I Am Also Your Son
By Rafael do Valle
The manner one perceives the world can be understood by examining how they express themselves in literature. This event is especially seen in extreme cases such as the one of Horacio Quiroga, one of Latin America’s most renowned writers, who had his life marked by a cascade of traumatic events. He witnessed his stepfather’s gruesome suicide while he was still very young, and unfortunately, this would not be the last time he would encounter violent death up close. In his short story “El Hijo” it is possible to observe remnants of Quiroga’s personal life through the way he expresses himself, as he reflects on his stories and characters. The “hijo,” the son in the story, died in a barbaric way by falling into barbed wire and accidentally shooting himself. Concordantly my past traumas are also reflected in my personality, and although this takes place in a less intense way than in Horacio Quiroga, the process of expressing past experiences in subtle ways remains conserved. During my junior year in high school my conservative family found out I was gay, this event was so traumatic to me that in present day I am still frightened to announce whom I love in the presence of others who exhibit beliefs akin to those of my parents. In Quiroga’s story, the son and father have a trusting but cold relationship, thus the son’s violent and grim death portrays the author’s own experiences with his stepfather. Likewise, the way I often think and act is a reflection of my past experiences. The reason why the story “El Hijo” is so striking to me is because it specifically portrays the impact of trauma during a set period, childhood, as well as demonstrates how the subconscious expresses residual scars in unusual ways, such as a fictional story.
_____
Task requirements -> In the essay on Horacio Quiroga, why does the writer find the story "El Hijo" so striking? Answer in one to three sentences.

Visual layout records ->
_____
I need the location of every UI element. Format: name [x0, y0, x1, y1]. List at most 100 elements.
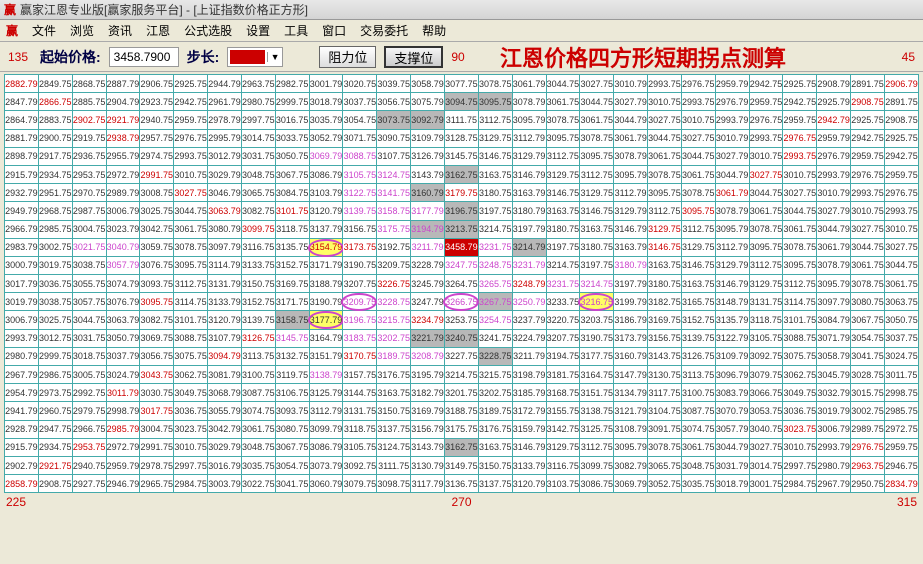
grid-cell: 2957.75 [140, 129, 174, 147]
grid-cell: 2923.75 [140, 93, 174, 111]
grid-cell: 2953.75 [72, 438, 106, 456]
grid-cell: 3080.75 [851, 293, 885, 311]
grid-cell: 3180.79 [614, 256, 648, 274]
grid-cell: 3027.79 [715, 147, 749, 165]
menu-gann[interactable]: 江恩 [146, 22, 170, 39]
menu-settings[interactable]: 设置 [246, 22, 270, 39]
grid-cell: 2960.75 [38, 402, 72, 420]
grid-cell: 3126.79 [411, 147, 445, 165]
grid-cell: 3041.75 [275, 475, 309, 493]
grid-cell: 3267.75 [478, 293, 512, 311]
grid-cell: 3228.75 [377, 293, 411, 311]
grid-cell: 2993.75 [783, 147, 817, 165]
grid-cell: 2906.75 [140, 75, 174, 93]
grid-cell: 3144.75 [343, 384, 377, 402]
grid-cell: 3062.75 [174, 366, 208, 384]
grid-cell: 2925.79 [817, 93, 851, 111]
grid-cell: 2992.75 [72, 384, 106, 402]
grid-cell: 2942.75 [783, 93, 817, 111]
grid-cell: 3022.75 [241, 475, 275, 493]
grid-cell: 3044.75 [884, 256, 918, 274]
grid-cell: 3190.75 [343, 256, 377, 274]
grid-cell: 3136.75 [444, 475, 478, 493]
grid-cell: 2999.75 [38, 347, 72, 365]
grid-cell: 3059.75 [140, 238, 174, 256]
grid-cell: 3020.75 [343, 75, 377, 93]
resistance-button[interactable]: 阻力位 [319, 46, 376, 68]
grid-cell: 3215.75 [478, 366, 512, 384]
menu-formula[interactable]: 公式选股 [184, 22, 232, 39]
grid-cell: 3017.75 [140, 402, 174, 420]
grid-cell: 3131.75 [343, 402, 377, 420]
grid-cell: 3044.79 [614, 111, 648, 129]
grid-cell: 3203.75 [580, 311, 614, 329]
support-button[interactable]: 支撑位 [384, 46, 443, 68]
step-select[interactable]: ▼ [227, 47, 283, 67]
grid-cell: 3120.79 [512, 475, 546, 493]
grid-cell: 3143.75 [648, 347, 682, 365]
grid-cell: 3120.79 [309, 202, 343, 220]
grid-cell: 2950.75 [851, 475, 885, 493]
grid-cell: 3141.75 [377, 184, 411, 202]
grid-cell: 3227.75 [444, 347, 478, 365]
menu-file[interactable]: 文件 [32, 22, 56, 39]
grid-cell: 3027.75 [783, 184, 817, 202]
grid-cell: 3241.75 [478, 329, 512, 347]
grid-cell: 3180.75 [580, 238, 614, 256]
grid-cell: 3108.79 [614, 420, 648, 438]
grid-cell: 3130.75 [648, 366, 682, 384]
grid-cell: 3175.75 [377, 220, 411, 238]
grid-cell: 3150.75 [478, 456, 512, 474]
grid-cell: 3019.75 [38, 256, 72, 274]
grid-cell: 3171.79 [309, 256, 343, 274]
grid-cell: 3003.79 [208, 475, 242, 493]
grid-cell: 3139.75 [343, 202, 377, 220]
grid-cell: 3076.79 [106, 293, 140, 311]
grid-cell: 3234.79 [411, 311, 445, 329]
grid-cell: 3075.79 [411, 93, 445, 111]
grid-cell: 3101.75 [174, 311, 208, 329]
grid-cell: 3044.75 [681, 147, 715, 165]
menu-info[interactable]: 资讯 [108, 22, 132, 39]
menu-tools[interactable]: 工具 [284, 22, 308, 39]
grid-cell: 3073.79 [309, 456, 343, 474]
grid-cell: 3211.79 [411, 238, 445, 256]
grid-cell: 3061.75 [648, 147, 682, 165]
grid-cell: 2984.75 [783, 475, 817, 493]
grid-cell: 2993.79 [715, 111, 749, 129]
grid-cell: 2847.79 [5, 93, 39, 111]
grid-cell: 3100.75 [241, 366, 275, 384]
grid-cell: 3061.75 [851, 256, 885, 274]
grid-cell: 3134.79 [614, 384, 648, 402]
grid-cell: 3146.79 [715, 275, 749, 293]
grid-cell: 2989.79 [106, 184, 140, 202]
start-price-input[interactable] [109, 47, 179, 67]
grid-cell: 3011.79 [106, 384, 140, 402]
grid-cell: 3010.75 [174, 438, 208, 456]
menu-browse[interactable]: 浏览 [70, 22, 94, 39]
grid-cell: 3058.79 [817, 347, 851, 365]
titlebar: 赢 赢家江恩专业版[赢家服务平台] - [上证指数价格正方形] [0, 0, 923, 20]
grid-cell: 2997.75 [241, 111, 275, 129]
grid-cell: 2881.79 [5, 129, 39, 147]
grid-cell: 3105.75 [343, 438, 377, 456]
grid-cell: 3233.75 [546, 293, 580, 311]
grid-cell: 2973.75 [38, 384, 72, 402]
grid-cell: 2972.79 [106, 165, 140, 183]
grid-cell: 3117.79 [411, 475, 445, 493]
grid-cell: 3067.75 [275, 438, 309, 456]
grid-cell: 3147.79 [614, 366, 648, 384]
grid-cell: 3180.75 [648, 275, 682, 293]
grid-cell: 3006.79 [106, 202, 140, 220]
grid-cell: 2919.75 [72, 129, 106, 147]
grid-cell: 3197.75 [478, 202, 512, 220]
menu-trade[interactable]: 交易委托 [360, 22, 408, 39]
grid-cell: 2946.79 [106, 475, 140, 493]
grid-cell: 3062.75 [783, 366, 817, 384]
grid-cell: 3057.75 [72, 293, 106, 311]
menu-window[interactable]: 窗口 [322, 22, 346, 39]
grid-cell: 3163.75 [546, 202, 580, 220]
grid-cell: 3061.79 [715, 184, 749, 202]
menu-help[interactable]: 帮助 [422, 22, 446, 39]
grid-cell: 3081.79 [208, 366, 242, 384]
_____
Result of this exercise -> The story specifically portrays the impact of trauma during a set period, childhood. It also demonstrates how the subconscious expresses residual scars in unusual ways, such as through a fictional story.